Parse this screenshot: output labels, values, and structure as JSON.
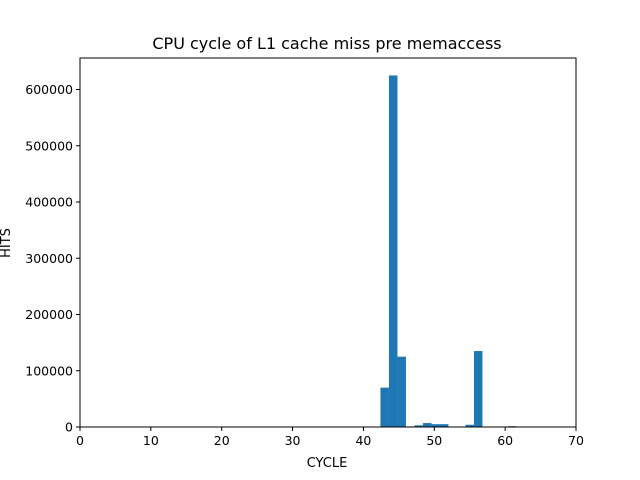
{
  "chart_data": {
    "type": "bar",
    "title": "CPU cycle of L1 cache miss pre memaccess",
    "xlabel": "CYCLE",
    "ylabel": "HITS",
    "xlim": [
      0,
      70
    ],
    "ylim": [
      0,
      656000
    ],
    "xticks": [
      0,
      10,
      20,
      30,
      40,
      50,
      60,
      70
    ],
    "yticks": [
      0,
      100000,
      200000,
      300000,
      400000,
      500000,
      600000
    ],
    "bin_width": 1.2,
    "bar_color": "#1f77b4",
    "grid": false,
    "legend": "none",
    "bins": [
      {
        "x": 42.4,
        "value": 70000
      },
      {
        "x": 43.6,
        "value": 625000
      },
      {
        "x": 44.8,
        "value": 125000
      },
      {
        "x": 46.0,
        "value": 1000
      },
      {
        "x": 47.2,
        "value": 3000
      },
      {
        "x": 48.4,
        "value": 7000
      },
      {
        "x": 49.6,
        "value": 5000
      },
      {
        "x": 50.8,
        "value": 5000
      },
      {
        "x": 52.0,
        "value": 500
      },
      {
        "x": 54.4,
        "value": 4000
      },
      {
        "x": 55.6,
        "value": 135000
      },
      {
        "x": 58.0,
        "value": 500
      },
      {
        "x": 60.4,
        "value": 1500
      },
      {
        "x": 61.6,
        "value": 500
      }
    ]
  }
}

--

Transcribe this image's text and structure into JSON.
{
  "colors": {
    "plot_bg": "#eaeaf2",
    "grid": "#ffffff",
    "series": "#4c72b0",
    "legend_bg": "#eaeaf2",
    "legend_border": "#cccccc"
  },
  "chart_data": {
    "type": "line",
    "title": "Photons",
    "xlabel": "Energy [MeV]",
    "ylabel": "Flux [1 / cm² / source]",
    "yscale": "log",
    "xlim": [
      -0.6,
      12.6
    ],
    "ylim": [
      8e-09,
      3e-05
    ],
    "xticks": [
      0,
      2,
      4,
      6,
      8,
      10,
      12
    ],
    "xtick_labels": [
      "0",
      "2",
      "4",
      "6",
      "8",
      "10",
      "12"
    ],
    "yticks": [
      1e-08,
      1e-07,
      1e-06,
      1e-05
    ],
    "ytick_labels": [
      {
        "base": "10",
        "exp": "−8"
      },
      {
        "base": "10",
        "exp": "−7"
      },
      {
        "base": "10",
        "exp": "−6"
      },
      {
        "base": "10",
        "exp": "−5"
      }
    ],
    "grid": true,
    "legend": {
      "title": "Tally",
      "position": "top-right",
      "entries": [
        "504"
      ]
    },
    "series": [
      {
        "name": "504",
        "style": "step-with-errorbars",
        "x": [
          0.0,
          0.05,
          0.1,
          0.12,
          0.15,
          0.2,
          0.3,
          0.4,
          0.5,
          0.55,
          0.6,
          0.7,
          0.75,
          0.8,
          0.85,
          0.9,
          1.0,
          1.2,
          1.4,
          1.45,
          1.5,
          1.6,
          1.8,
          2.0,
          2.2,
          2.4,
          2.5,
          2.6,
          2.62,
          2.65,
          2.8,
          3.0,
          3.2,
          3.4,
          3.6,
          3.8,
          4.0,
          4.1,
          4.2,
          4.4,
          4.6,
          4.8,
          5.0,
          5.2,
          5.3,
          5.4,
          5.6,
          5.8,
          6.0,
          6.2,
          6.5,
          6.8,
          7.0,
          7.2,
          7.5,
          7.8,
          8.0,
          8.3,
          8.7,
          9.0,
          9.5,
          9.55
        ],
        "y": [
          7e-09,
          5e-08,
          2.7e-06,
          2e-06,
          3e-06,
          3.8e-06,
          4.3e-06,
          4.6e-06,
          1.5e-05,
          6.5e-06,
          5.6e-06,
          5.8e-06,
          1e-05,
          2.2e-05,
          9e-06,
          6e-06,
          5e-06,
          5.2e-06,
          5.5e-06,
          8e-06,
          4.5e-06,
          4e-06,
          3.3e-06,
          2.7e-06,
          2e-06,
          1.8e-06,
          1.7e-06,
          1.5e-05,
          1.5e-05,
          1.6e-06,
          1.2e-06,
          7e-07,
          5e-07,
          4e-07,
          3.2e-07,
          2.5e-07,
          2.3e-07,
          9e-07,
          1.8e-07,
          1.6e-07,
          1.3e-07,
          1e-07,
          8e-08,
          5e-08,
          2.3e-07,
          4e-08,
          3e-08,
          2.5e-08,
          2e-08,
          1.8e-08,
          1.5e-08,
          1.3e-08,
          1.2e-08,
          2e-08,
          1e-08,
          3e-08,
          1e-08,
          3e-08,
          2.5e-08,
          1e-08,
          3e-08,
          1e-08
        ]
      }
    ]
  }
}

• **EXERCISE**:
Where does the word "title" appear in the listing? List each line that holds it.

• **OUTPUT BELOW**:
    "title": "CPU cycle of L1 cache miss pre memaccess",
    "title": "Photons",
      "title": "Tally",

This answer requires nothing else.